Instructions:
1 - In the discussion of tobacco harms, how would you render this sentence in Spanish: "But the tobacco industry fought that finding, both in the public eye and within the scientific community."?
2 - Can you repeat the discussion of tobacco harms word for word, from "6. Depends on" to "to delay regulation."?

Document excerpt:

────────


  6. Depends on who you mean by ‘we’. The Tobacco industry knew in the 1950s, and were doing their best to suppress or discredit any research on it.
    https://news.stanford.edu/pr/2007/pr-proctor-021407.html

    >by the middle of the 1950s there was a scientific consensus that smoking caused lung cancer. But the tobacco industry fought that finding, both in the public eye and within the scientific community. Tobacco companies funded skeptics, started health reassurance campaigns, ran advertisements in medical journals and researched alternate explanations for lung cancer, such as pollution, asbestos and even the keeping of birds. Denying the case against tobacco was “closed,” they called for more research as a tactic to delay regulation.

  7. Probably part of a wider social thing about how much influence the state should have on an individual’s life.

    FWIW quick google says the anti-smoking campaign was started in 1984. *The first national No Smoking Day was held on Ash Wednesday (get it?), 29 February 1984,*

  8. As well as depending what you mean by “we” it depends what you mean by “know”.

    Think of tobacco harms as like climate change. Even when almost all doctors and medical scientists finally grasped that it was bad (likely not until the late 70s or even early 80s), some of them still thought it was ‘not that bad’ or ‘on a sliding scale’ (a couple a day to calm your nerves isn’t that bad, etc), and you could still find at least *some* willing to argue that it was a big hoax/silly fantasy.

    So it’s hardly surprising that ordinary people, politicians making policies (and getting nice fat donations from the tobacco industry…) were uncertain until, well, now. Even now people do it and will tell you that it’s not so bad, they’re more likely to die in a car accident, etc.

────────

Information shown:
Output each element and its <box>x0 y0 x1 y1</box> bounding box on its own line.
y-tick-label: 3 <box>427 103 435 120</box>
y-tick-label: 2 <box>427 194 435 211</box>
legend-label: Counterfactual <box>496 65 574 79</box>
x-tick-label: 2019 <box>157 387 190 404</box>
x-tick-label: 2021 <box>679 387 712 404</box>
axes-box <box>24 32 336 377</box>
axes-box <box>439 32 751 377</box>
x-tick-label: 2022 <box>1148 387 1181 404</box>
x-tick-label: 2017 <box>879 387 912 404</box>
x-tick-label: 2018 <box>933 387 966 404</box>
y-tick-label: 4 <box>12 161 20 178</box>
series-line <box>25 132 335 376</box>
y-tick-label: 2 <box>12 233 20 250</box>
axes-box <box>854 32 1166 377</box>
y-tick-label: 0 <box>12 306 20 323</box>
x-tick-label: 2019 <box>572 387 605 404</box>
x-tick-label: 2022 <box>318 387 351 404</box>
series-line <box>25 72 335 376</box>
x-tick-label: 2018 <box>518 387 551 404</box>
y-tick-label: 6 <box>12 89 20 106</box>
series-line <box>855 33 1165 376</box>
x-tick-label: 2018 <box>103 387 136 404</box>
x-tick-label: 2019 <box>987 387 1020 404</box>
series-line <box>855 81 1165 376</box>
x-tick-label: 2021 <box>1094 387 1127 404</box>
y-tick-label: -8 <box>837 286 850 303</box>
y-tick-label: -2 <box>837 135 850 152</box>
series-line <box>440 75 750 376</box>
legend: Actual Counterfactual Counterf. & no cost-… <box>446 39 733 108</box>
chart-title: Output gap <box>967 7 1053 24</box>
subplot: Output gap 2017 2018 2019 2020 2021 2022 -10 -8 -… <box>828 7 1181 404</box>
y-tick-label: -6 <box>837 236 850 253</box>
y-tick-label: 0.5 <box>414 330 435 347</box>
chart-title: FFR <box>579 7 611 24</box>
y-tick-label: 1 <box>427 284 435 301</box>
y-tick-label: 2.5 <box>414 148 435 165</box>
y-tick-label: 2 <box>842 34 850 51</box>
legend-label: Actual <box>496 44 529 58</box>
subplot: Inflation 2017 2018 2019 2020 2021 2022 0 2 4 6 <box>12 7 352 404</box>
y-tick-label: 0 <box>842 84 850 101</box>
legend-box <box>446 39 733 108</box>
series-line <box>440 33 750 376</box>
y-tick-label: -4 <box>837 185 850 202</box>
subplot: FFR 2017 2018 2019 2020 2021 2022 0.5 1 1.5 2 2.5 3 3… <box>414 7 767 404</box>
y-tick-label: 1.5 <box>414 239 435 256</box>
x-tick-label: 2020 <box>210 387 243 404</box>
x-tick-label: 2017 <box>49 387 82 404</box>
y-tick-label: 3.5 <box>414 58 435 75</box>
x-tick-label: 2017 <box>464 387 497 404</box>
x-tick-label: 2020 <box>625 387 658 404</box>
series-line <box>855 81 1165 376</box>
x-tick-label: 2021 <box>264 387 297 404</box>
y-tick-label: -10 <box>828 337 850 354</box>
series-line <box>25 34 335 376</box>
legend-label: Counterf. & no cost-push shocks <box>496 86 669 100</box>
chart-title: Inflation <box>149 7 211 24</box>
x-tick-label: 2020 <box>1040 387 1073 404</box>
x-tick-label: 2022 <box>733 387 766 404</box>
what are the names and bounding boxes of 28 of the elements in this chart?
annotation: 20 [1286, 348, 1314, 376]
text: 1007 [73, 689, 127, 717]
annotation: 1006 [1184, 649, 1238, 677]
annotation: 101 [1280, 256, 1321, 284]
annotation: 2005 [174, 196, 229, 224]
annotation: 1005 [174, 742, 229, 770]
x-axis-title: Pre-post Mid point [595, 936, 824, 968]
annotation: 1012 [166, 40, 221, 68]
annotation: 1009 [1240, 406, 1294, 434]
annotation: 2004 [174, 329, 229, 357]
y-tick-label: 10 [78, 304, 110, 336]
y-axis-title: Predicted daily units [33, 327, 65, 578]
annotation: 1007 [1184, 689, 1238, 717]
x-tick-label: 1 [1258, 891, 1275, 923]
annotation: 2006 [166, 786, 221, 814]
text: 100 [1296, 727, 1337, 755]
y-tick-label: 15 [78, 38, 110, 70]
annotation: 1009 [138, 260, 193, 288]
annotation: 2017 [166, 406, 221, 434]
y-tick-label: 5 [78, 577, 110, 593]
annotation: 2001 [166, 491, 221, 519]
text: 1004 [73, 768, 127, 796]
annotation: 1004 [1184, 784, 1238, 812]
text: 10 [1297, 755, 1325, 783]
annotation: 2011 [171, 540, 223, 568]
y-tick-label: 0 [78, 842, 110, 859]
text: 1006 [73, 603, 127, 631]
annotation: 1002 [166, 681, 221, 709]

────────

Answer section:
1 - Pero la industria tabacalera combatió esa conclusión, tanto ante la opinión pública como dentro de la comunidad científica.

2 -
6. Depends on who you mean by ‘we’. The Tobacco industry knew in the 1950s, and were doing their best to suppress or discredit any research on it.
    https://news.stanford.edu/pr/2007/pr-proctor-021407.html

    >by the middle of the 1950s there was a scientific consensus that smoking caused lung cancer. But the tobacco industry fought that finding, both in the public eye and within the scientific community. Tobacco companies funded skeptics, started health reassurance campaigns, ran advertisements in medical journals and researched alternate explanations for lung cancer, such as pollution, asbestos and even the keeping of birds. Denying the case against tobacco was “closed,” they called for more research as a tactic to delay regulation.